To do>
Could you copy every line from the material below in which "kanggo" appears?

^^^^

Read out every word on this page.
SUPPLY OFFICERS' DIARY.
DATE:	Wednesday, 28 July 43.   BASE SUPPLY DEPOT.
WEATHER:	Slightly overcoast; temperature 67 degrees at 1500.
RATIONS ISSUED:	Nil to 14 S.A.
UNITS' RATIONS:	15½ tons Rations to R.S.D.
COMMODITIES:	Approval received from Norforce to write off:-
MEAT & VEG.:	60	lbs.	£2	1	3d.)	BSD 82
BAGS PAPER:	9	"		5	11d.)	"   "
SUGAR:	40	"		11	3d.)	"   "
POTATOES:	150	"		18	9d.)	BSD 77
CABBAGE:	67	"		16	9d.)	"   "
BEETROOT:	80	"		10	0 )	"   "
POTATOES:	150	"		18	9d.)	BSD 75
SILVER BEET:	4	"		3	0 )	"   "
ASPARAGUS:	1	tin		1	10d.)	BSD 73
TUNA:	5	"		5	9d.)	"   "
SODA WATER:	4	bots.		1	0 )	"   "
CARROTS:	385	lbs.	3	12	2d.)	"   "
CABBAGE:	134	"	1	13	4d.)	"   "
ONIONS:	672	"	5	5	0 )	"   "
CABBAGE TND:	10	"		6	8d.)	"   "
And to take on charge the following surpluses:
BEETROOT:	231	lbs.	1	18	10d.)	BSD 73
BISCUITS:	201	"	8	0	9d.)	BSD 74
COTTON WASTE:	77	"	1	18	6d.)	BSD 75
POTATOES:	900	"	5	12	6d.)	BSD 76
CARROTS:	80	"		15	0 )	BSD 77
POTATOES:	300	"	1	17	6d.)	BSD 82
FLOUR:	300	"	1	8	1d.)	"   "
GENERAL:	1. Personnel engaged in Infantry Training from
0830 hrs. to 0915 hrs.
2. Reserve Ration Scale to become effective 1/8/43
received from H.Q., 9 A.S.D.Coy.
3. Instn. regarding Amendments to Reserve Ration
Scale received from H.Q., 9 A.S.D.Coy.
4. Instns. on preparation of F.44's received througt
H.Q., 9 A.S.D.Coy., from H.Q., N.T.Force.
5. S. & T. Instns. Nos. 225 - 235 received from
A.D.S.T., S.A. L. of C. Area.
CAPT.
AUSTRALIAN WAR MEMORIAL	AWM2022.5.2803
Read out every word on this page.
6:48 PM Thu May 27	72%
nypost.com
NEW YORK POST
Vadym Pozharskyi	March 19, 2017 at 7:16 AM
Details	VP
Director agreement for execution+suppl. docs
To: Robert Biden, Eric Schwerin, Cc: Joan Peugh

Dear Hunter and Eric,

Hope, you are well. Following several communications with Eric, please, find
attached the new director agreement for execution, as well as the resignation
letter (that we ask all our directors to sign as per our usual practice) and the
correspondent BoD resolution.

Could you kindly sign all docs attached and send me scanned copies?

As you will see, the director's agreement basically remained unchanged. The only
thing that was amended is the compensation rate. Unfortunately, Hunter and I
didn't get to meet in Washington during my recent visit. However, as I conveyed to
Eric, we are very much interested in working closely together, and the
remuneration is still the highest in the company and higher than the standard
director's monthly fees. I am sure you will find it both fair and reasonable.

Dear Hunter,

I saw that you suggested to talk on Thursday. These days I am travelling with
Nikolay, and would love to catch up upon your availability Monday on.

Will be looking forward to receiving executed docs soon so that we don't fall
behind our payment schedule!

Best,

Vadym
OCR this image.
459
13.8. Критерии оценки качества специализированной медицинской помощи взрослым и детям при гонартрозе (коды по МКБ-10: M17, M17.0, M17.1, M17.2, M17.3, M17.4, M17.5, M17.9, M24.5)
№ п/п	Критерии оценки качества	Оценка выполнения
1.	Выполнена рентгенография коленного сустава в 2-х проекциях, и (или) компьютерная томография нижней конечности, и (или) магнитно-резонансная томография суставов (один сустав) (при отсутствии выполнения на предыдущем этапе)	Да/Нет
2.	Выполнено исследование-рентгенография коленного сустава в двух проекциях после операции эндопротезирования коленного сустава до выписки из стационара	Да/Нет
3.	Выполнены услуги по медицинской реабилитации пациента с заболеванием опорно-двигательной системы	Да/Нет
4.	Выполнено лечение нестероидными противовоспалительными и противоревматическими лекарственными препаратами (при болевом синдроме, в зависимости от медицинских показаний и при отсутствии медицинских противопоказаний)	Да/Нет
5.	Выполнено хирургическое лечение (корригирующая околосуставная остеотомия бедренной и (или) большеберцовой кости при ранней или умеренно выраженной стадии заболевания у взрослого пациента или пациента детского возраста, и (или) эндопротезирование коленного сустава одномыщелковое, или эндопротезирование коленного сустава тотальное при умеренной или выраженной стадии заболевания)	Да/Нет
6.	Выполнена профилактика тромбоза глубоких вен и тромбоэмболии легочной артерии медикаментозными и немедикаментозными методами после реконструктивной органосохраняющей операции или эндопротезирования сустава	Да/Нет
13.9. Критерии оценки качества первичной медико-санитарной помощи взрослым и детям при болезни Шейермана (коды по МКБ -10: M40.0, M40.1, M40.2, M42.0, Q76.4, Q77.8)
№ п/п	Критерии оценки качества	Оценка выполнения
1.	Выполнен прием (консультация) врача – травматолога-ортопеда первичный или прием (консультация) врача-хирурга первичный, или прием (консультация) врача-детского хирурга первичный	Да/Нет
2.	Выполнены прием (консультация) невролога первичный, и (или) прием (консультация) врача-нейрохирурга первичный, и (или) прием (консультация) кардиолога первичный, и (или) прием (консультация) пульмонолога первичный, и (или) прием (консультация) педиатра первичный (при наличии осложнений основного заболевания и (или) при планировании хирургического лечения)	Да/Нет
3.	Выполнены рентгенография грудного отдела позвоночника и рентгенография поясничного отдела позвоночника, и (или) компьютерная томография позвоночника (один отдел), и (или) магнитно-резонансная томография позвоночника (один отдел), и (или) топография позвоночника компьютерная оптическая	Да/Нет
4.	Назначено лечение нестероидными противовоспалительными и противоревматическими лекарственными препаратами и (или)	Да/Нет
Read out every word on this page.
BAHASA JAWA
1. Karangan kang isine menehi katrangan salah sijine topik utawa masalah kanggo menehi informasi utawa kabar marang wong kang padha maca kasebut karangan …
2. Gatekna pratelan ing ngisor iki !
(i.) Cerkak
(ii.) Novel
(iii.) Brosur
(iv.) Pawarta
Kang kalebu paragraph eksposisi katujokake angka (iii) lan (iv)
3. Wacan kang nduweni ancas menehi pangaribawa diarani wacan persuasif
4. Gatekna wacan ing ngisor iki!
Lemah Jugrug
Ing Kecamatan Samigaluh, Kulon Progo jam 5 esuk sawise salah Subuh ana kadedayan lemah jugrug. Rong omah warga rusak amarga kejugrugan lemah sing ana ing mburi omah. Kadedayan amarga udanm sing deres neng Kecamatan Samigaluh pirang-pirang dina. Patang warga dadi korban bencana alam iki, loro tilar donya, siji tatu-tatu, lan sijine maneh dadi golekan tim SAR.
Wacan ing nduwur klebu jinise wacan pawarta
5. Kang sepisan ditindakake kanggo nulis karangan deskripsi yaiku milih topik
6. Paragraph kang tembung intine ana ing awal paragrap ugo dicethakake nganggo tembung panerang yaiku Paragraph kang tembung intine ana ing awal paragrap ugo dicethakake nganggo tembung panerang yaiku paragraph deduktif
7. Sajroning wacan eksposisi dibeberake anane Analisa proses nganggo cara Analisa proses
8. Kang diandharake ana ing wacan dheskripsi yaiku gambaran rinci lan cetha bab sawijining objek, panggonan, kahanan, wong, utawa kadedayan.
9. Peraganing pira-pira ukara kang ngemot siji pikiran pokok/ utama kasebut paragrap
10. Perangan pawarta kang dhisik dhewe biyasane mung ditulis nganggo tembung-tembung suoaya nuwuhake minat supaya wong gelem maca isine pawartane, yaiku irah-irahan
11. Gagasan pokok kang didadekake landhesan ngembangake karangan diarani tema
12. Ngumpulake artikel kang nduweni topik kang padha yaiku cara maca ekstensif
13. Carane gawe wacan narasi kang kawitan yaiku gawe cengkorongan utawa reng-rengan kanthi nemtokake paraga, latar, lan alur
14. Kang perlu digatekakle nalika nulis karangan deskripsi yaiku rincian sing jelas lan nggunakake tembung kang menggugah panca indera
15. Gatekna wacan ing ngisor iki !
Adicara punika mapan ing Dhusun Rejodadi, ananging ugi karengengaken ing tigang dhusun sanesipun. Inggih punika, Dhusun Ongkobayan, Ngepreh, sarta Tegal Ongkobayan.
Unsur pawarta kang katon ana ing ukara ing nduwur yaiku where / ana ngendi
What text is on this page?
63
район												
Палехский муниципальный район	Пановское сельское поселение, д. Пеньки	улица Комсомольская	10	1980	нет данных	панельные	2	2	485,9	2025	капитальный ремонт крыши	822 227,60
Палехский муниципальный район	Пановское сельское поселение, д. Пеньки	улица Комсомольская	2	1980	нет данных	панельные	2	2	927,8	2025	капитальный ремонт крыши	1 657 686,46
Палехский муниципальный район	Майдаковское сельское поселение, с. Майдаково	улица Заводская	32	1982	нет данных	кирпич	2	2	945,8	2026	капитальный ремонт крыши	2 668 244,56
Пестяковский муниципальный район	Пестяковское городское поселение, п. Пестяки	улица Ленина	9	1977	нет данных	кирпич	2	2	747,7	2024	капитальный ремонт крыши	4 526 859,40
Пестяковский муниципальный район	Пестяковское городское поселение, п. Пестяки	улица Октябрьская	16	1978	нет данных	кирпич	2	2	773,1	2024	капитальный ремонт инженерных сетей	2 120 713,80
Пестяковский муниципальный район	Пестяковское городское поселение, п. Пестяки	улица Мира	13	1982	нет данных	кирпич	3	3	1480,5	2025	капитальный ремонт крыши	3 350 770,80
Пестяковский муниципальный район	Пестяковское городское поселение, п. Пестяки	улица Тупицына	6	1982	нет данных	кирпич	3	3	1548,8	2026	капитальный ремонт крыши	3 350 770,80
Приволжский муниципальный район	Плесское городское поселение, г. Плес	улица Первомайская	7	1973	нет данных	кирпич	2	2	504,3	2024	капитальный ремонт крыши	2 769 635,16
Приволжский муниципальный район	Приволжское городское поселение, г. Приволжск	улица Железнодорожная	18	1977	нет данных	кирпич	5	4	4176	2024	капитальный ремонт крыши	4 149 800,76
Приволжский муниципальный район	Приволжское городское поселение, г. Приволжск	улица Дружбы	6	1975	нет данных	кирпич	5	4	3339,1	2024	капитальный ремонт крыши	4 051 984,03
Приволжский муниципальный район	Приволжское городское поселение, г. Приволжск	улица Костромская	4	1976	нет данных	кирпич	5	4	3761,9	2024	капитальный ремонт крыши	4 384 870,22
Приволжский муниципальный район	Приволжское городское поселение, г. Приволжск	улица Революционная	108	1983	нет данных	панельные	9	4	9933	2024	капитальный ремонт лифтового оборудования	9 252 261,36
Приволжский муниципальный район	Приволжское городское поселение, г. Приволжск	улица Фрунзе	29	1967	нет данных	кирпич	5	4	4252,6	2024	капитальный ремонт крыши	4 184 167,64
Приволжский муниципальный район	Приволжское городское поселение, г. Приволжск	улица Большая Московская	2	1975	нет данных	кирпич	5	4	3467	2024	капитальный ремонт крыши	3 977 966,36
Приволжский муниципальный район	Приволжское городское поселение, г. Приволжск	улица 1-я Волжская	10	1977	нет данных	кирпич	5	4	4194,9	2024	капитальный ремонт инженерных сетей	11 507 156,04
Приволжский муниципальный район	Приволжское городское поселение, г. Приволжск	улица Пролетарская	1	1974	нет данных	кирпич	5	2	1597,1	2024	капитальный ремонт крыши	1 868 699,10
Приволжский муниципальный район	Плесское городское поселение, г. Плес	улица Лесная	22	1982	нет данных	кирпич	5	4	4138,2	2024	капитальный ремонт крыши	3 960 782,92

^^^^

Expected answer>
1. Karangan kang isine menehi katrangan salah sijine topik utawa masalah kanggo menehi informasi utawa kabar marang wong kang padha maca kasebut karangan …
5. Kang sepisan ditindakake kanggo nulis karangan deskripsi yaiku milih topik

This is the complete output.